#### [What the task requires]
Report every line in the listing below where the string "PASO" shows up.

#### [Entries]
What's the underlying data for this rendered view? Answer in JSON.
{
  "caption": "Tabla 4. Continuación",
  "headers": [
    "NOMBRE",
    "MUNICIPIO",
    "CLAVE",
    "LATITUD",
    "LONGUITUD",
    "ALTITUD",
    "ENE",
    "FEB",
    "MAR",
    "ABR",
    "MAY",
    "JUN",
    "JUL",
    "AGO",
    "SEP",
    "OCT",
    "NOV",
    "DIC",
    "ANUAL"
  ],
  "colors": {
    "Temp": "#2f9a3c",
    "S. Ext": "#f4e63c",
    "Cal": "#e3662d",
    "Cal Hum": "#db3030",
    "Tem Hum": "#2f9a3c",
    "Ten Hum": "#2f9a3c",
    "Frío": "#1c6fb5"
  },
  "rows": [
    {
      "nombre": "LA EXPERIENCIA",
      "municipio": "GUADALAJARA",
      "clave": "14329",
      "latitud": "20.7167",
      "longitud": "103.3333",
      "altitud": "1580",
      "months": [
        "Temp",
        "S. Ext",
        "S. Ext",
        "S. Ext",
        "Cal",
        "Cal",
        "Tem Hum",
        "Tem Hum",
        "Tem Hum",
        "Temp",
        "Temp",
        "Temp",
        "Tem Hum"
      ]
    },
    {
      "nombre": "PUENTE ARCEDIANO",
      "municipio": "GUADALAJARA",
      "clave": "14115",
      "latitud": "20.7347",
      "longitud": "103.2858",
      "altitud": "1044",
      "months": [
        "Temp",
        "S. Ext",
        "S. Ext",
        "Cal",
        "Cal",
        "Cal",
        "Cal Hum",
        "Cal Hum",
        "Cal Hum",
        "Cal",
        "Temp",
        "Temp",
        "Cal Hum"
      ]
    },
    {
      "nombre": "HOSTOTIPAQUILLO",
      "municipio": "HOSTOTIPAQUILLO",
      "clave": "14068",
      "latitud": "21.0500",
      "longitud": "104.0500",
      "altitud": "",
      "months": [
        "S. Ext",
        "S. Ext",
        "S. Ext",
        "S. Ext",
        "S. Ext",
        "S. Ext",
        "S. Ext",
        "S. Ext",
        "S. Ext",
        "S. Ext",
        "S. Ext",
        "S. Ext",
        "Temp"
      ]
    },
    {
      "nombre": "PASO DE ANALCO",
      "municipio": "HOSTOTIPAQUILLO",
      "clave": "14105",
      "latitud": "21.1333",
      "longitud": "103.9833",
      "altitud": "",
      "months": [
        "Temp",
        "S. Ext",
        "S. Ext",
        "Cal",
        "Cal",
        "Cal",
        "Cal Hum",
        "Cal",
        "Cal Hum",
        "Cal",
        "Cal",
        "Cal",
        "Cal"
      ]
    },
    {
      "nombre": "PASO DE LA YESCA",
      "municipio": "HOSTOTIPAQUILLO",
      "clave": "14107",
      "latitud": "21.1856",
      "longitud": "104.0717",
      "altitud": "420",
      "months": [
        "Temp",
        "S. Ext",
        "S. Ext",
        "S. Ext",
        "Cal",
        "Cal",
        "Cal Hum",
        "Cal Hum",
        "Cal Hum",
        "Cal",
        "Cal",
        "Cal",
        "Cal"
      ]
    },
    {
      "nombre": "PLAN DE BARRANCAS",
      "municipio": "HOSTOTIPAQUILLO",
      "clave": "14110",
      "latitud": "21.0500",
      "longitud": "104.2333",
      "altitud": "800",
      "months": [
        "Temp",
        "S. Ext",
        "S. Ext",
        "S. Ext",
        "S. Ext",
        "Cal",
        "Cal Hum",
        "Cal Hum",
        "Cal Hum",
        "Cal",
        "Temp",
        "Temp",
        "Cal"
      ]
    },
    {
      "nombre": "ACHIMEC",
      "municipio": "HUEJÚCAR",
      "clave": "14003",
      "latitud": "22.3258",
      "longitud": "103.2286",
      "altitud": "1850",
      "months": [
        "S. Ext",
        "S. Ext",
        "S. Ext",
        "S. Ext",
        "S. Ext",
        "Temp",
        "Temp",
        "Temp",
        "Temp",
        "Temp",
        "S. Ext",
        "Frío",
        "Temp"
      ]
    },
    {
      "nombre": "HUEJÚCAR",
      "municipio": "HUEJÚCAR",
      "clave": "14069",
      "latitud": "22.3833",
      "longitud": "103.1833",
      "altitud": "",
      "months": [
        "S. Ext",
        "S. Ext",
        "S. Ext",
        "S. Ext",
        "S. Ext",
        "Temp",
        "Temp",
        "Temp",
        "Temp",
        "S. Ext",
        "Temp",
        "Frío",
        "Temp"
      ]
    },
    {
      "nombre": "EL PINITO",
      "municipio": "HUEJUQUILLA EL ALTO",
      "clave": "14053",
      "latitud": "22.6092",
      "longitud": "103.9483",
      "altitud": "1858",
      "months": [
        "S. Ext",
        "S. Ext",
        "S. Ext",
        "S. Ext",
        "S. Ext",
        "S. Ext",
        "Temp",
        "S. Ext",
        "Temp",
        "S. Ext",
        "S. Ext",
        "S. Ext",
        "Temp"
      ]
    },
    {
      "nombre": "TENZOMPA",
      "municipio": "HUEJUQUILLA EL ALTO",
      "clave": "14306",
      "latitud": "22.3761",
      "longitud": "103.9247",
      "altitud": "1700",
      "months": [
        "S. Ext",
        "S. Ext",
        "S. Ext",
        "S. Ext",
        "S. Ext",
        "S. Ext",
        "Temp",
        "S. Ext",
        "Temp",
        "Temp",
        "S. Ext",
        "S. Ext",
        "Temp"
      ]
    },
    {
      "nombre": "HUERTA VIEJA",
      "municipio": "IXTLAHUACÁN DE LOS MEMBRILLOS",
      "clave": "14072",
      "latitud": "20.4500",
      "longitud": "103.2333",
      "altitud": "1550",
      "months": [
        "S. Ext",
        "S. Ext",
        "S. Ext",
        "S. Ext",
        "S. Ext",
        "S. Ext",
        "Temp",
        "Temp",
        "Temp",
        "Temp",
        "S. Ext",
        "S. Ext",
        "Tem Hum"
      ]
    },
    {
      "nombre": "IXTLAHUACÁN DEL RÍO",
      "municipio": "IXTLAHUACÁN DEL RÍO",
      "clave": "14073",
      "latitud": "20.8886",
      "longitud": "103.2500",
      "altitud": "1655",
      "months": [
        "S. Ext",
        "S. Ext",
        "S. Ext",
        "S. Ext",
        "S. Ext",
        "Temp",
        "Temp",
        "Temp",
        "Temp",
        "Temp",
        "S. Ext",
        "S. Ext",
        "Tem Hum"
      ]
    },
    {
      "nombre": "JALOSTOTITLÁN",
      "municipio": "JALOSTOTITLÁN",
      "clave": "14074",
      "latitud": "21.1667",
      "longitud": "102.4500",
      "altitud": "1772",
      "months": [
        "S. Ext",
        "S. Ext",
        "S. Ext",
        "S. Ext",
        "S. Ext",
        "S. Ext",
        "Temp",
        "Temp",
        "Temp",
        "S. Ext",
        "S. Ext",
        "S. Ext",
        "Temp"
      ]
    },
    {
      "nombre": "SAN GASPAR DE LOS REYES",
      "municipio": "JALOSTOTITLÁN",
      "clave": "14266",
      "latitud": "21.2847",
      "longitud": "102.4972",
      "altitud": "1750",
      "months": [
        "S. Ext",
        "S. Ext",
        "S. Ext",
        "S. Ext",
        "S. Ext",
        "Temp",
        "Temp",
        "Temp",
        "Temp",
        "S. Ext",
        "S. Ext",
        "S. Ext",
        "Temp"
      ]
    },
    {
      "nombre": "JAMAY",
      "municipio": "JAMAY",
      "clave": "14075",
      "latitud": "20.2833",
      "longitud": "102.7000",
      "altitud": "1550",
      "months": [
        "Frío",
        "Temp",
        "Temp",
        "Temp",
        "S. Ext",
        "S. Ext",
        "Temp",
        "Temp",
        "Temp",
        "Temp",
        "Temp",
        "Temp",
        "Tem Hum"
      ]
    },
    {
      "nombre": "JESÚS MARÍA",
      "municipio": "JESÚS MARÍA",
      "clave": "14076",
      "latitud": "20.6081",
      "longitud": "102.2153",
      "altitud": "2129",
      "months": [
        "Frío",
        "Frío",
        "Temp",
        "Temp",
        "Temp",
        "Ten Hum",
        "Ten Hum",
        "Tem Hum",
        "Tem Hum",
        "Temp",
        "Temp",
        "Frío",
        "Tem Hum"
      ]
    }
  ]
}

#### [Problem solution]
      "nombre": "PASO DE ANALCO",
      "nombre": "PASO DE LA YESCA",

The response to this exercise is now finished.